* **YOUR TASK**:
All entries should be output exactly as they stand.

::: SUPPLIED RECORDS :::

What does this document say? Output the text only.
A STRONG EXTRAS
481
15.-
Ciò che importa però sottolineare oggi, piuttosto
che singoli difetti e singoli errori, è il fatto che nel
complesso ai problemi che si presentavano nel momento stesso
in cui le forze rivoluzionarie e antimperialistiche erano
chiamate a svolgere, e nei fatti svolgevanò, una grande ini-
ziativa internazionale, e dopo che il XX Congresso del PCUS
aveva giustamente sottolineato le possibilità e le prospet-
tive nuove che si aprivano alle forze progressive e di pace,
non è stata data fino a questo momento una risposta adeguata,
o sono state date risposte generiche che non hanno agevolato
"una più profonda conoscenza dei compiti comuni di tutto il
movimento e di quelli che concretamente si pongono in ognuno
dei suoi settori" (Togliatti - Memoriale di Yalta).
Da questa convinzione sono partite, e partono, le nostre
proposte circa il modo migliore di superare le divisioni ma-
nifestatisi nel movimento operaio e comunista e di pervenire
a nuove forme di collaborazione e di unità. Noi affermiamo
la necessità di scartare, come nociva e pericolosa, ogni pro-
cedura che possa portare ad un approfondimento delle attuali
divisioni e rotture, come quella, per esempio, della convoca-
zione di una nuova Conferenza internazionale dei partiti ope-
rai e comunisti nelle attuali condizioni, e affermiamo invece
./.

:::

* **SOLUTION TO THE PROBLEM**:
What does this document say? Output the text only.
A STRONG EXTRAS
481
15.-
Ciò che importa però sottolineare oggi, piuttosto
che singoli difetti e singoli errori, è il fatto che nel
complesso ai problemi che si presentavano nel momento stesso
in cui le forze rivoluzionarie e antimperialistiche erano
chiamate a svolgere, e nei fatti svolgevanò, una grande ini-
ziativa internazionale, e dopo che il XX Congresso del PCUS
aveva giustamente sottolineato le possibilità e le prospet-
tive nuove che si aprivano alle forze progressive e di pace,
non è stata data fino a questo momento una risposta adeguata,
o sono state date risposte generiche che non hanno agevolato
"una più profonda conoscenza dei compiti comuni di tutto il
movimento e di quelli che concretamente si pongono in ognuno
dei suoi settori" (Togliatti - Memoriale di Yalta).
Da questa convinzione sono partite, e partono, le nostre
proposte circa il modo migliore di superare le divisioni ma-
nifestatisi nel movimento operaio e comunista e di pervenire
a nuove forme di collaborazione e di unità. Noi affermiamo
la necessità di scartare, come nociva e pericolosa, ogni pro-
cedura che possa portare ad un approfondimento delle attuali
divisioni e rotture, come quella, per esempio, della convoca-
zione di una nuova Conferenza internazionale dei partiti ope-
rai e comunisti nelle attuali condizioni, e affermiamo invece
./.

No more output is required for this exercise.